» **What to produce**:
Filter the records below for the word "Deed". Copy each line that holds it.

» **Records provided**:
◆ ◆ ◆ ◆
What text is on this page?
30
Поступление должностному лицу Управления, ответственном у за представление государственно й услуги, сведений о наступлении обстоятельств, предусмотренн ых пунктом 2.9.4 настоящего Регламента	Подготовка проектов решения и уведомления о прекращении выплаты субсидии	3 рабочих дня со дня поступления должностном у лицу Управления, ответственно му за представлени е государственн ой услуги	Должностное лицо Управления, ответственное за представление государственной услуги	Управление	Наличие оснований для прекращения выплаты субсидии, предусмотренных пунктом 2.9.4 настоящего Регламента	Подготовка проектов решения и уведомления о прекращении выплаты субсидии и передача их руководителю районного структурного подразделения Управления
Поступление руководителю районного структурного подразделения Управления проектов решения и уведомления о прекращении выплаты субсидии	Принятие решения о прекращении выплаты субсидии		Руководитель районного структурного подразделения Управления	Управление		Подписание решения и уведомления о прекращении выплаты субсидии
◆ ◆ ◆ ◆
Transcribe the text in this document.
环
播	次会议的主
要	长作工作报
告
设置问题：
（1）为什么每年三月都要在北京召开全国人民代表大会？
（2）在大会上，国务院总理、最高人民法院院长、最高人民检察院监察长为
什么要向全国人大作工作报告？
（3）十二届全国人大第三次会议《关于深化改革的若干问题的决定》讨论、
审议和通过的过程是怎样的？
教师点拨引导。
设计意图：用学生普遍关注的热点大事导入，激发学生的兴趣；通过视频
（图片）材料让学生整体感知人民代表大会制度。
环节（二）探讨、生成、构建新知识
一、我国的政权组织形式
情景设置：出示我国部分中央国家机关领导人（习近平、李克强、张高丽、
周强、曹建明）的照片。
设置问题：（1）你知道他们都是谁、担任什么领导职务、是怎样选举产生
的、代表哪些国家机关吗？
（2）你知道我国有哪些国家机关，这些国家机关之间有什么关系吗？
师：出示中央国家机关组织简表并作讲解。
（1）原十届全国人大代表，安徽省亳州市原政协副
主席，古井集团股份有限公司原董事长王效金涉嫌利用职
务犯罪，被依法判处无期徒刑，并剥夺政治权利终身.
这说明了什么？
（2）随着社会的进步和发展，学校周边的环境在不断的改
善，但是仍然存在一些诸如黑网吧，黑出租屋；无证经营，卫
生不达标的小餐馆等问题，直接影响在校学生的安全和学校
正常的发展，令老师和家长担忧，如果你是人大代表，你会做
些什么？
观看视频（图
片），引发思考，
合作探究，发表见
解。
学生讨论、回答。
◆ ◆ ◆ ◆
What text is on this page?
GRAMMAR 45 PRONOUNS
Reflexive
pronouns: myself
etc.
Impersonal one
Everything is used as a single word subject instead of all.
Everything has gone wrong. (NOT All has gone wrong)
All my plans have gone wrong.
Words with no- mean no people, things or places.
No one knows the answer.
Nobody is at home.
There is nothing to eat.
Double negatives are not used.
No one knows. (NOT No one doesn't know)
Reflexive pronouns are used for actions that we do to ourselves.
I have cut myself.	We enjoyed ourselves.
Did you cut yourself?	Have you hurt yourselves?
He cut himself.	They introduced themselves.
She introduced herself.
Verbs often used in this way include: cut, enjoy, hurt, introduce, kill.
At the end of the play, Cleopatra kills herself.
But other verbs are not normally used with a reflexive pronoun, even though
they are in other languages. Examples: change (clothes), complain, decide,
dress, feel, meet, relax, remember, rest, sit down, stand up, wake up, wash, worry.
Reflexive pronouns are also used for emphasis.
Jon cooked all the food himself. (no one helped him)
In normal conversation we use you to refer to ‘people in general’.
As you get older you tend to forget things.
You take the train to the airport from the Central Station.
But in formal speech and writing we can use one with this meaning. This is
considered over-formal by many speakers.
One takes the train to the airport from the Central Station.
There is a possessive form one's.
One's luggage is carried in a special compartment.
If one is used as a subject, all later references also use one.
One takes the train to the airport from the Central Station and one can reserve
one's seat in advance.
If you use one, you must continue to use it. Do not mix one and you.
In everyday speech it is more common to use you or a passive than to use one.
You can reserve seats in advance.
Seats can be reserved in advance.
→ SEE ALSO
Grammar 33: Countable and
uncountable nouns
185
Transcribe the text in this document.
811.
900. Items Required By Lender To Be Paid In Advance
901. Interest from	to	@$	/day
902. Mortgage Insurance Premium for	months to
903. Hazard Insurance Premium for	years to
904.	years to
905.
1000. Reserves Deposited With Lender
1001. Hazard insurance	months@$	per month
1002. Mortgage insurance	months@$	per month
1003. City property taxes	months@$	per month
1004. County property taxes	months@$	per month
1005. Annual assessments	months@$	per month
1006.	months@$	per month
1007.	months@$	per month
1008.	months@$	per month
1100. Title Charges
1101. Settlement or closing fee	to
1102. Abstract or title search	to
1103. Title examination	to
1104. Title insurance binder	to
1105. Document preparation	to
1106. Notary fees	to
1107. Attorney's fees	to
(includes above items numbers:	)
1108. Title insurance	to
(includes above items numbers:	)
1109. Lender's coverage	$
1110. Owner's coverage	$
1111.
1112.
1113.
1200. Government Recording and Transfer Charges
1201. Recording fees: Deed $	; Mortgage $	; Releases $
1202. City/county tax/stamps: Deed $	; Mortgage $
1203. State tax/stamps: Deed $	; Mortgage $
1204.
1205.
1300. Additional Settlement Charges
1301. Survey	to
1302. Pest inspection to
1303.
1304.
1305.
◆ ◆ ◆ ◆
» **Response**:
1201. Recording fees: Deed $	; Mortgage $	; Releases $
1202. City/county tax/stamps: Deed $	; Mortgage $
1203. State tax/stamps: Deed $	; Mortgage $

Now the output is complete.